▸ **Problem to work on**
Transcribe all the records exactly and omit any images they hold.

Stored records
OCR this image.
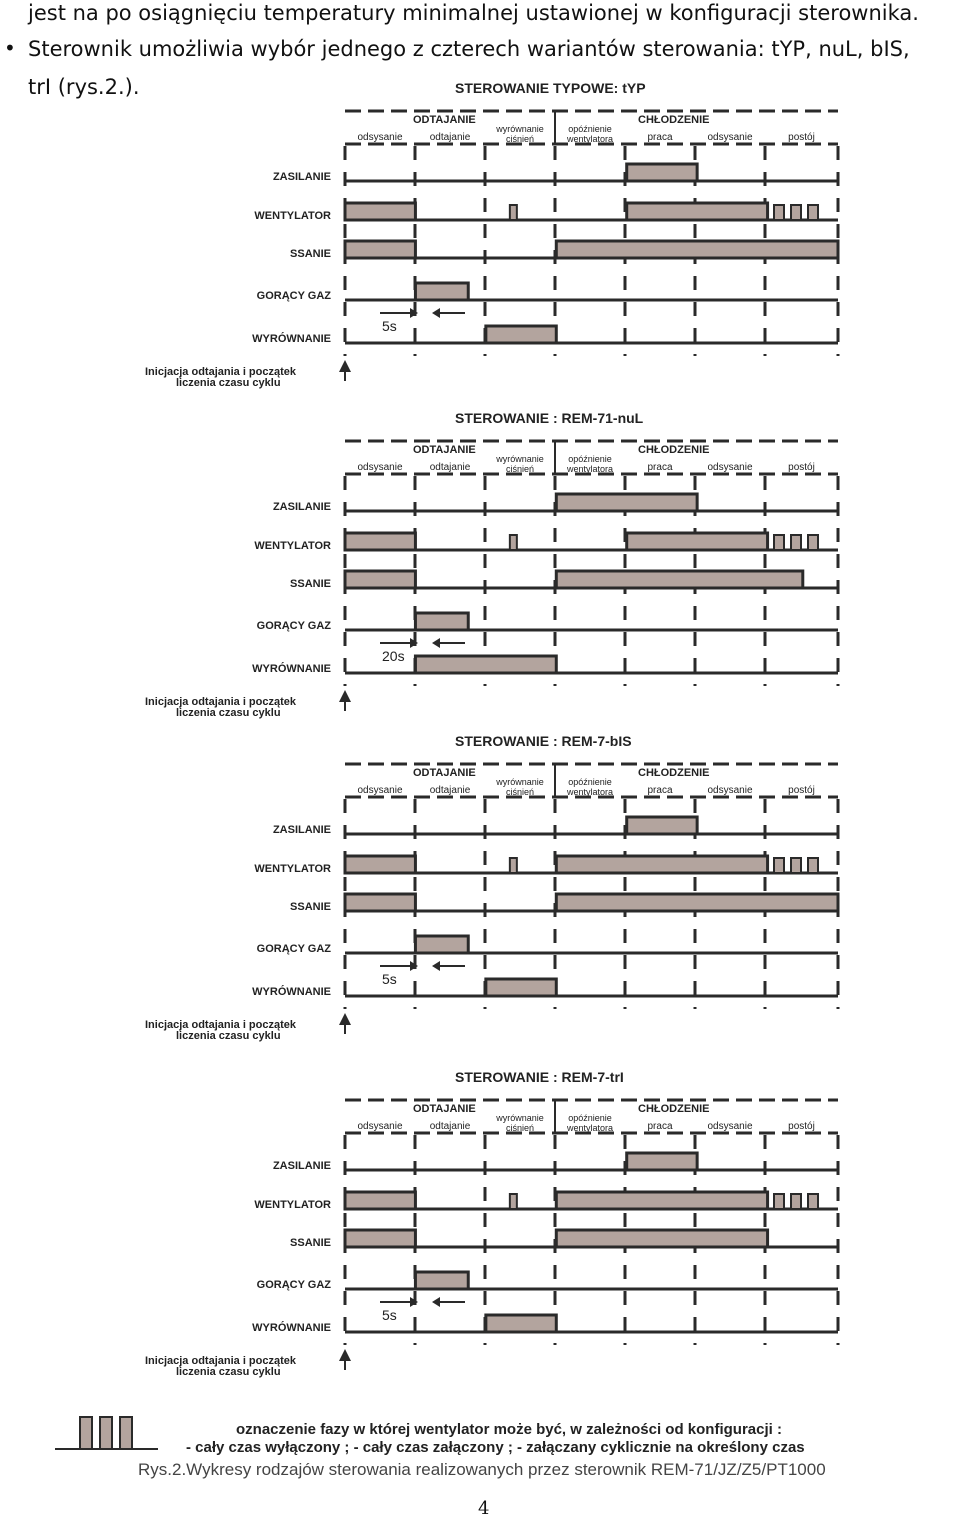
jest na po osiągnięciu temperatury minimalnej ustawionej w konfiguracji sterownika.
• Sterownik umożliwia wybór jednego z czterech wariantów sterowania: tYP, nuL, bIS,
trI (rys.2.).	STEROWANIE TYPOWE: tYP
ODTAJANIE	CHŁODZENIE
odsysanie	odtajanie
wyrównanie
ciśnień
opóźnienie
wentylatora	praca	odsysanie	postój
ZASILANIE
WENTYLATOR
SSANIE
GORĄCY GAZ
WYRÓWNANIE
5s
Inicjacja odtajania i początek
liczenia czasu cyklu
STEROWANIE : REM-71-nuL
ODTAJANIE	CHŁODZENIE
odsysanie	odtajanie
wyrównanie
ciśnień
opóźnienie
wentylatora	praca	odsysanie	postój
ZASILANIE
WENTYLATOR
SSANIE
GORĄCY GAZ
WYRÓWNANIE
20s
Inicjacja odtajania i początek
liczenia czasu cyklu
STEROWANIE : REM-7-bIS
ODTAJANIE	CHŁODZENIE
odsysanie	odtajanie
wyrównanie
ciśnień
opóźnienie
wentylatora	praca	odsysanie	postój
ZASILANIE
WENTYLATOR
SSANIE
GORĄCY GAZ
WYRÓWNANIE
5s
Inicjacja odtajania i początek
liczenia czasu cyklu
STEROWANIE : REM-7-trI
ODTAJANIE	CHŁODZENIE
odsysanie	odtajanie
wyrównanie
ciśnień
opóźnienie
wentylatora	praca	odsysanie	postój
ZASILANIE
WENTYLATOR
SSANIE
GORĄCY GAZ
WYRÓWNANIE
5s
Inicjacja odtajania i początek
liczenia czasu cyklu
oznaczenie fazy w której wentylator może być, w zależności od konfiguracji :
- cały czas wyłączony ; - cały czas załączony ; - załączany cyklicznie na określony czas
Rys.2.Wykresy rodzajów sterowania realizowanych przez sterownik REM-71/JZ/Z5/PT1000
4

▸ **Result of the exercise**
OCR this image.
jest na po osiągnięciu temperatury minimalnej ustawionej w konfiguracji sterownika.
• Sterownik umożliwia wybór jednego z czterech wariantów sterowania: tYP, nuL, bIS,
trI (rys.2.).	STEROWANIE TYPOWE: tYP
ODTAJANIE	CHŁODZENIE
odsysanie	odtajanie
wyrównanie
ciśnień
opóźnienie
wentylatora	praca	odsysanie	postój
ZASILANIE
WENTYLATOR
SSANIE
GORĄCY GAZ
WYRÓWNANIE
5s
Inicjacja odtajania i początek
liczenia czasu cyklu
STEROWANIE : REM-71-nuL
ODTAJANIE	CHŁODZENIE
odsysanie	odtajanie
wyrównanie
ciśnień
opóźnienie
wentylatora	praca	odsysanie	postój
ZASILANIE
WENTYLATOR
SSANIE
GORĄCY GAZ
WYRÓWNANIE
20s
Inicjacja odtajania i początek
liczenia czasu cyklu
STEROWANIE : REM-7-bIS
ODTAJANIE	CHŁODZENIE
odsysanie	odtajanie
wyrównanie
ciśnień
opóźnienie
wentylatora	praca	odsysanie	postój
ZASILANIE
WENTYLATOR
SSANIE
GORĄCY GAZ
WYRÓWNANIE
5s
Inicjacja odtajania i początek
liczenia czasu cyklu
STEROWANIE : REM-7-trI
ODTAJANIE	CHŁODZENIE
odsysanie	odtajanie
wyrównanie
ciśnień
opóźnienie
wentylatora	praca	odsysanie	postój
ZASILANIE
WENTYLATOR
SSANIE
GORĄCY GAZ
WYRÓWNANIE
5s
Inicjacja odtajania i początek
liczenia czasu cyklu
oznaczenie fazy w której wentylator może być, w zależności od konfiguracji :
- cały czas wyłączony ; - cały czas załączony ; - załączany cyklicznie na określony czas
Rys.2.Wykresy rodzajów sterowania realizowanych przez sterownik REM-71/JZ/Z5/PT1000
4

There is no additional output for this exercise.